◆ **Brief**:
Lift out each line of the data that holds "题分值为".

◆ **Data for this exercise**:

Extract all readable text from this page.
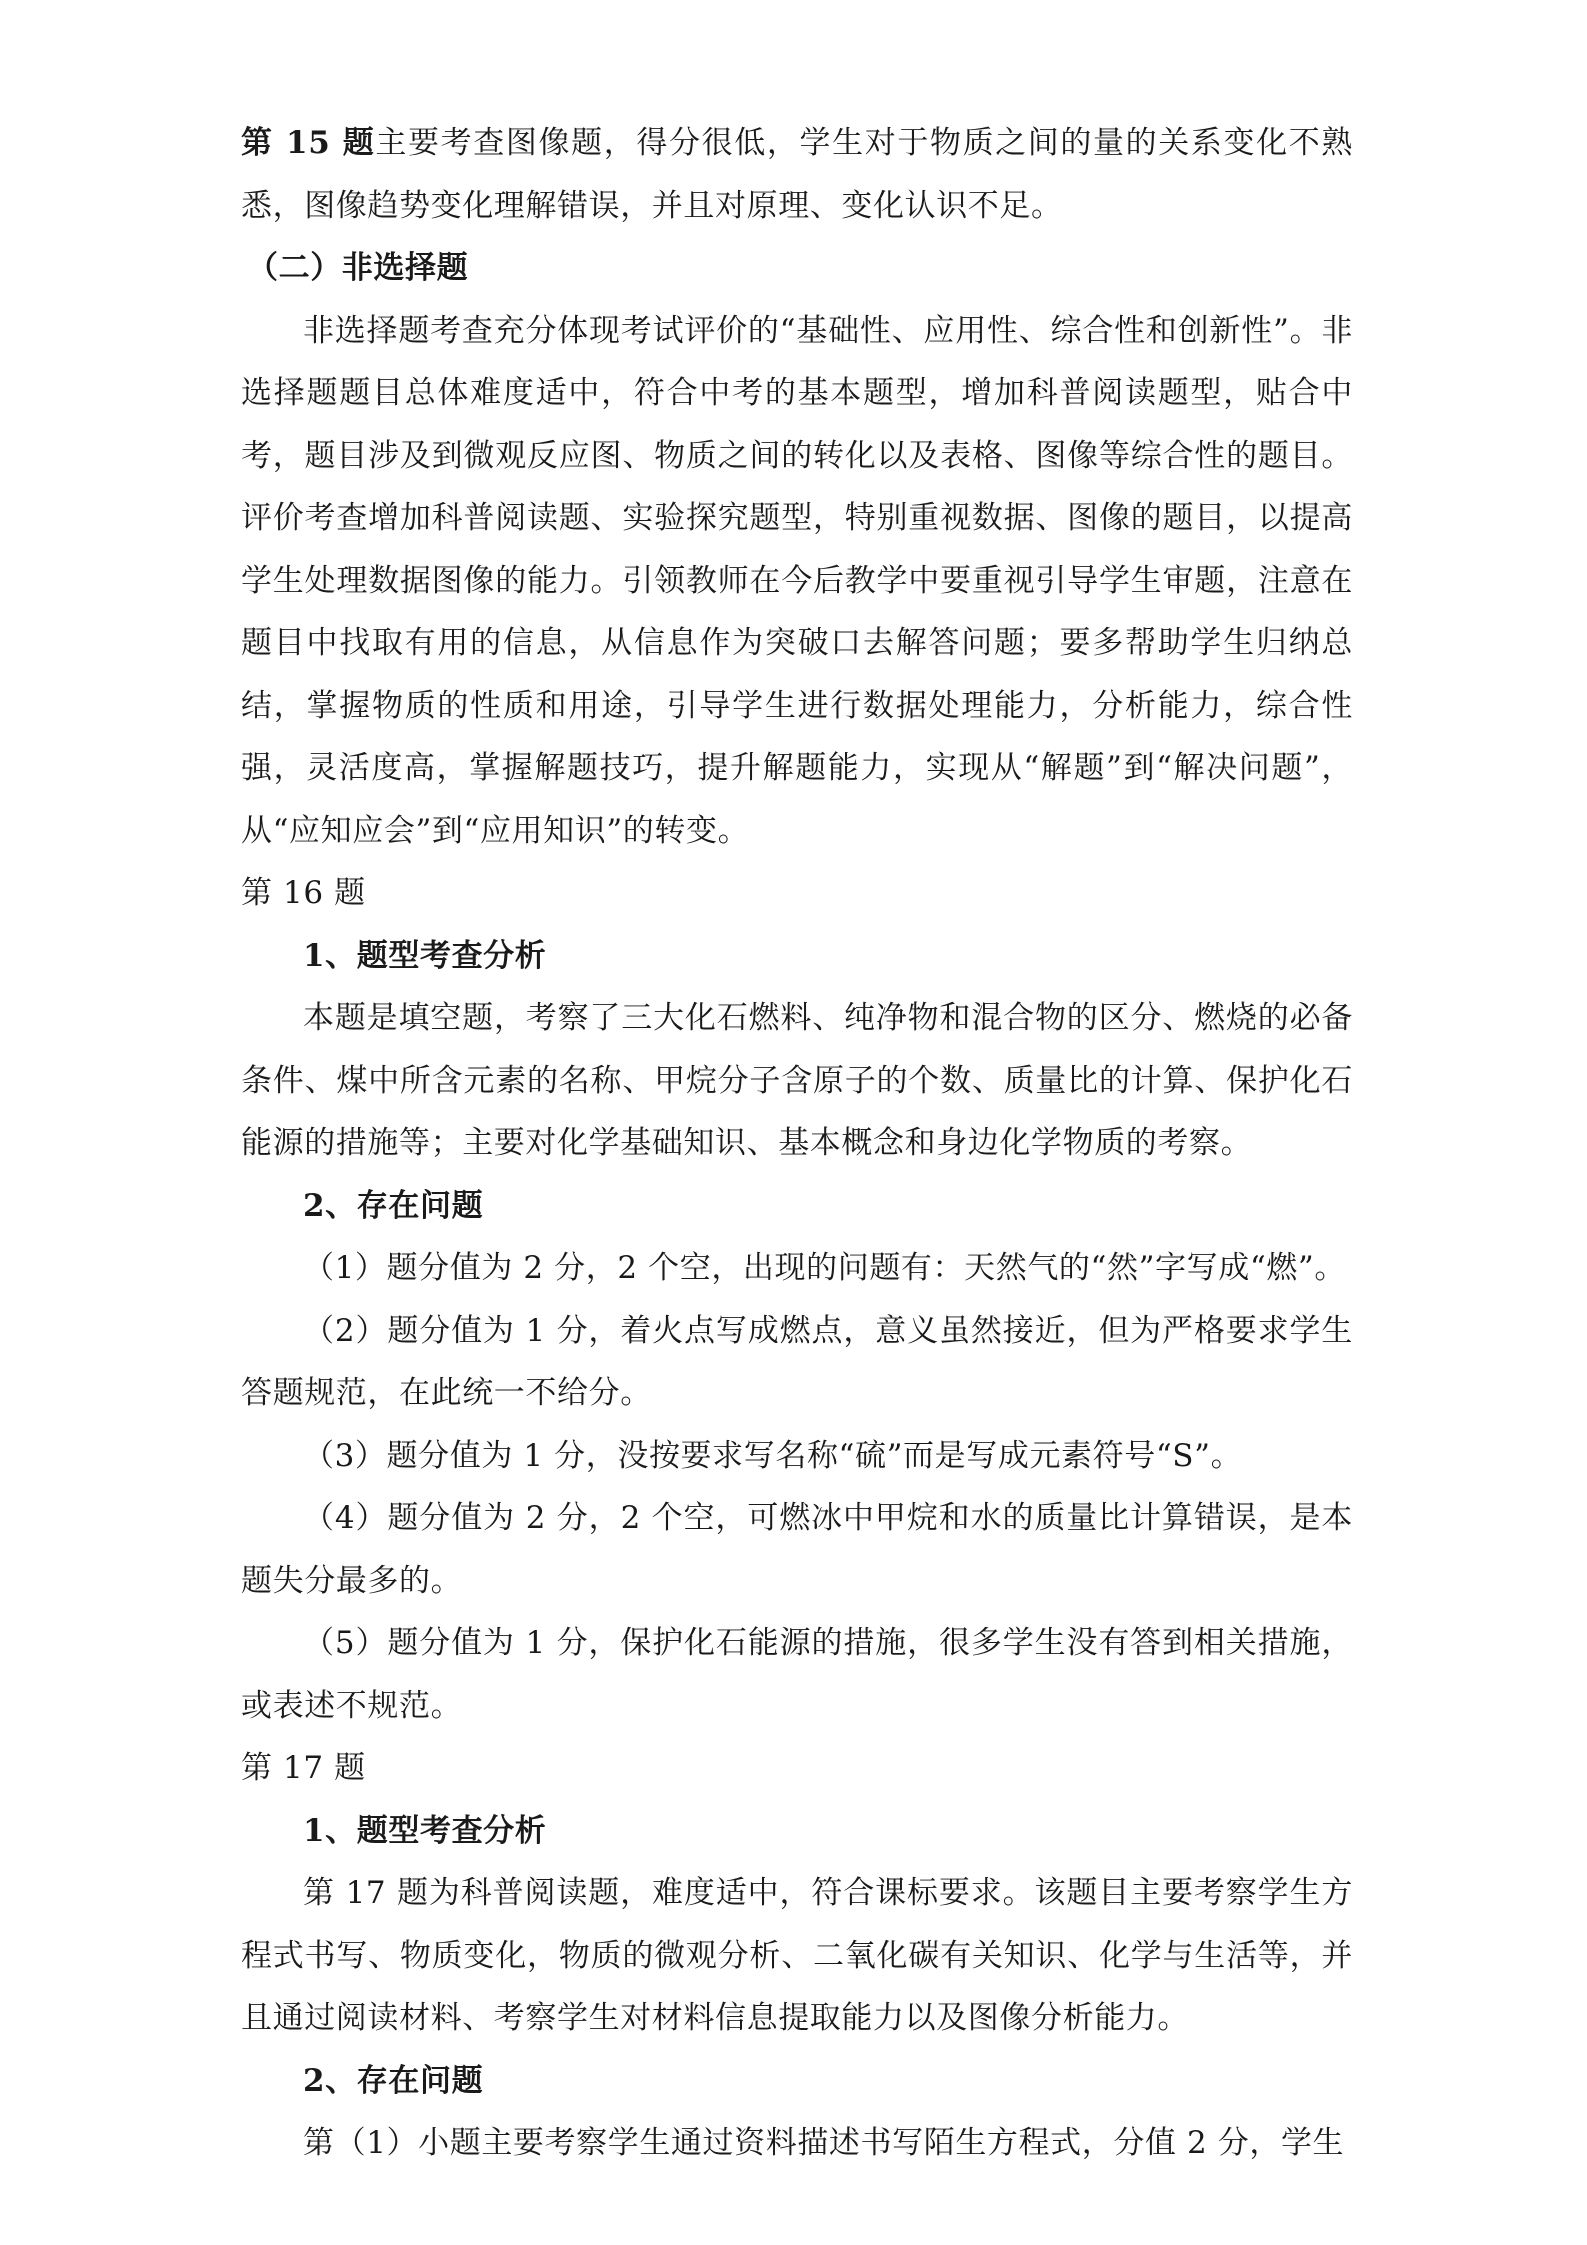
第 15 题主要考查图像题，得分很低，学生对于物质之间的量的关系变化不熟悉，图像趋势变化理解错误，并且对原理、变化认识不足。

（二）非选择题

非选择题考查充分体现考试评价的“基础性、应用性、综合性和创新性”。非选择题题目总体难度适中，符合中考的基本题型，增加科普阅读题型，贴合中考，题目涉及到微观反应图、物质之间的转化以及表格、图像等综合性的题目。评价考查增加科普阅读题、实验探究题型，特别重视数据、图像的题目，以提高学生处理数据图像的能力。引领教师在今后教学中要重视引导学生审题，注意在题目中找取有用的信息，从信息作为突破口去解答问题；要多帮助学生归纳总结，掌握物质的性质和用途，引导学生进行数据处理能力，分析能力，综合性强，灵活度高，掌握解题技巧，提升解题能力，实现从“解题”到“解决问题”，从“应知应会”到“应用知识”的转变。

第 16 题

1、题型考查分析

本题是填空题，考察了三大化石燃料、纯净物和混合物的区分、燃烧的必备条件、煤中所含元素的名称、甲烷分子含原子的个数、质量比的计算、保护化石能源的措施等；主要对化学基础知识、基本概念和身边化学物质的考察。

2、存在问题

（1）题分值为 2 分，2 个空，出现的问题有：天然气的“然”字写成“燃”。

（2）题分值为 1 分，着火点写成燃点，意义虽然接近，但为严格要求学生答题规范，在此统一不给分。

（3）题分值为 1 分，没按要求写名称“硫”而是写成元素符号“S”。

（4）题分值为 2 分，2 个空，可燃冰中甲烷和水的质量比计算错误，是本题失分最多的。

（5）题分值为 1 分，保护化石能源的措施，很多学生没有答到相关措施，或表述不规范。

第 17 题

1、题型考查分析

第 17 题为科普阅读题，难度适中，符合课标要求。该题目主要考察学生方程式书写、物质变化，物质的微观分析、二氧化碳有关知识、化学与生活等，并且通过阅读材料、考察学生对材料信息提取能力以及图像分析能力。

2、存在问题

第（1）小题主要考察学生通过资料描述书写陌生方程式，分值 2 分，学生
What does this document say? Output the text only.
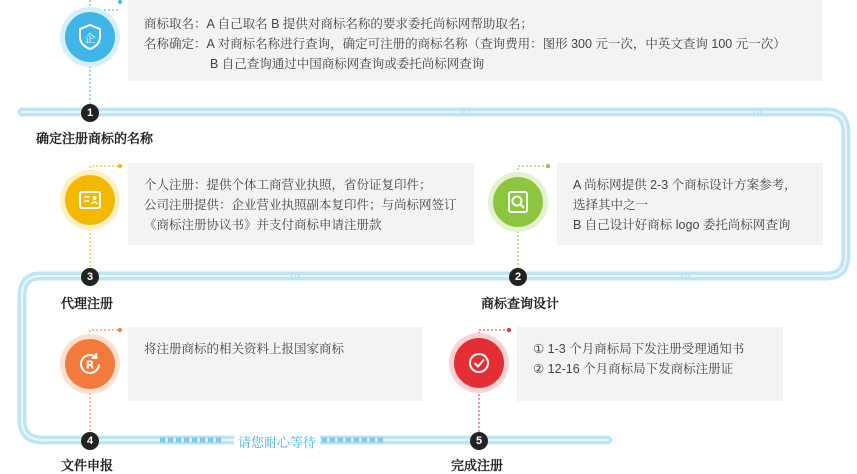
›››	›››
‹‹‹	‹‹‹
商标取名：A 自己取名 B 提供对商标名称的要求委托尚标网帮助取名；
名称确定：A 对商标名称进行查询，确定可注册的商标名称（查询费用：图形 300 元一次，中英文查询 100 元一次）
B 自己查询通过中国商标网查询或委托尚标网查询
企
1
确定注册商标的名称
A 尚标网提供 2-3 个商标设计方案参考，
选择其中之一
B 自己设计好商标 logo 委托尚标网查询
2
商标查询设计
个人注册：提供个体工商营业执照，省份证复印件；
公司注册提供：企业营业执照副本复印件；与尚标网签订
《商标注册协议书》并支付商标申请注册款
3
代理注册
将注册商标的相关资料上报国家商标
R
4
文件申报
① 1-3 个月商标局下发注册受理通知书
② 12-16 个月商标局下发商标注册证
5
完成注册
请您耐心等待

◆ **Output below**:
（1）题分值为 2 分，2 个空，出现的问题有：天然气的“然”字写成“燃”。
（2）题分值为 1 分，着火点写成燃点，意义虽然接近，但为严格要求学生答题规范，在此统一不给分。
（3）题分值为 1 分，没按要求写名称“硫”而是写成元素符号“S”。
（4）题分值为 2 分，2 个空，可燃冰中甲烷和水的质量比计算错误，是本题失分最多的。
（5）题分值为 1 分，保护化石能源的措施，很多学生没有答到相关措施，或表述不规范。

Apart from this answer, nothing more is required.